▸ Work instructions
Copy out the lines that include the word "value".

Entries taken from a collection
- - - - -

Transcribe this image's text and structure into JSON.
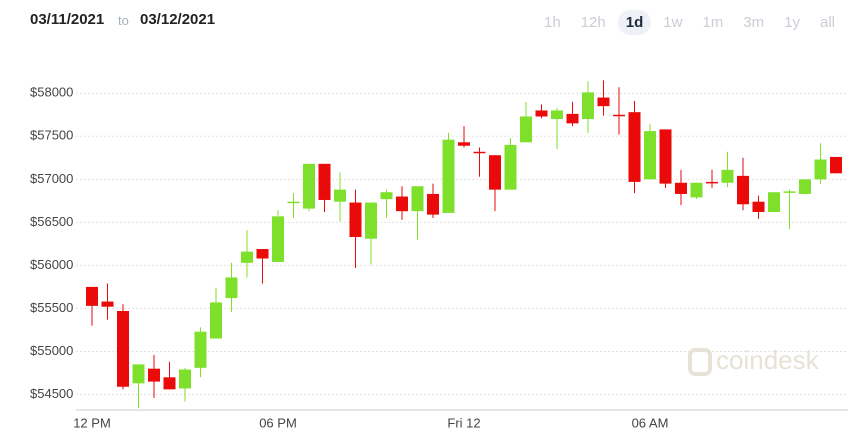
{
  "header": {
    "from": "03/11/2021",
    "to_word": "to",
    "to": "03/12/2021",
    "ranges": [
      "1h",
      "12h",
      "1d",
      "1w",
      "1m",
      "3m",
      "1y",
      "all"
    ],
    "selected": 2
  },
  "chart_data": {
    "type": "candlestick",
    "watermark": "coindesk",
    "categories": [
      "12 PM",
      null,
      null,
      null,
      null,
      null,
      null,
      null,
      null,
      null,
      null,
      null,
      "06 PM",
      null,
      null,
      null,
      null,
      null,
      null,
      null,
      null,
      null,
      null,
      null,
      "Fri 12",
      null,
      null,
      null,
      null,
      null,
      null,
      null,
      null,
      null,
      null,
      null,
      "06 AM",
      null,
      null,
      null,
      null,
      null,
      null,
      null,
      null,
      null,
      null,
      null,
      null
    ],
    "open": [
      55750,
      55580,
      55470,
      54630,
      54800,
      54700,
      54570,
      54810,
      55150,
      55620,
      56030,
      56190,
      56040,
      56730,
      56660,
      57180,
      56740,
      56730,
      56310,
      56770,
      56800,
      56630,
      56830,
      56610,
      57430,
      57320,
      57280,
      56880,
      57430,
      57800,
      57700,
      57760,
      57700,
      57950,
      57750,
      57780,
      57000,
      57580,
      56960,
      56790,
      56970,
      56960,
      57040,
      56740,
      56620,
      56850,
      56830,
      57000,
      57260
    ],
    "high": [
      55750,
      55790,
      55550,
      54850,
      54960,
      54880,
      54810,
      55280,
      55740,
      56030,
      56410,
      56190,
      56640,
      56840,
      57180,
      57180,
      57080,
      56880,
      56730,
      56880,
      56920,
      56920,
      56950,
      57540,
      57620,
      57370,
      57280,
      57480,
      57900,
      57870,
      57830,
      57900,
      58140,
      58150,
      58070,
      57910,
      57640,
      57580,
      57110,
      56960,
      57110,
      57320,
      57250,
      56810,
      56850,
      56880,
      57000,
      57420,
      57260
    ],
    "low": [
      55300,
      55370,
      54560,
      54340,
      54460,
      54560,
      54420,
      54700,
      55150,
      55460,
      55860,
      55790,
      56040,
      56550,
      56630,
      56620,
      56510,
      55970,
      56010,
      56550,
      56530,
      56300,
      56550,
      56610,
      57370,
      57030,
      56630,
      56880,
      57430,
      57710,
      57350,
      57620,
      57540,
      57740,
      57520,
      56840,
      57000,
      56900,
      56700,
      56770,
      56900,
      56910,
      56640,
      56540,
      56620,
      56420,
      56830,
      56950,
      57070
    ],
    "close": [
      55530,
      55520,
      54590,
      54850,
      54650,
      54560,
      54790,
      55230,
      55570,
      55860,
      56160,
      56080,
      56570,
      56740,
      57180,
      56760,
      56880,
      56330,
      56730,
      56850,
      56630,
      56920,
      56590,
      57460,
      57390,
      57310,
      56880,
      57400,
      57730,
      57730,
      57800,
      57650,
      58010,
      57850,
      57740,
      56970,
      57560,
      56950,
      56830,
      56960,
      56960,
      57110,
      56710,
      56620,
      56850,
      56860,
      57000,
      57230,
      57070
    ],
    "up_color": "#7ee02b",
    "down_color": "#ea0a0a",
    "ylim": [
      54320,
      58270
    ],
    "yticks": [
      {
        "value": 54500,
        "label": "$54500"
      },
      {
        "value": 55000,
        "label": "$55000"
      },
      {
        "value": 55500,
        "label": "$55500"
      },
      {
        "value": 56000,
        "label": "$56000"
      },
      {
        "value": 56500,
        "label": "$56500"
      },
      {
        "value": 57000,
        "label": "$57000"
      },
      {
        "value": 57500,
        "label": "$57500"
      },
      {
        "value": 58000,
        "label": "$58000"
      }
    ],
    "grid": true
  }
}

- - - - -

▸ Task solution
        "value": 54500,
        "value": 55000,
        "value": 55500,
        "value": 56000,
        "value": 56500,
        "value": 57000,
        "value": 57500,
        "value": 58000,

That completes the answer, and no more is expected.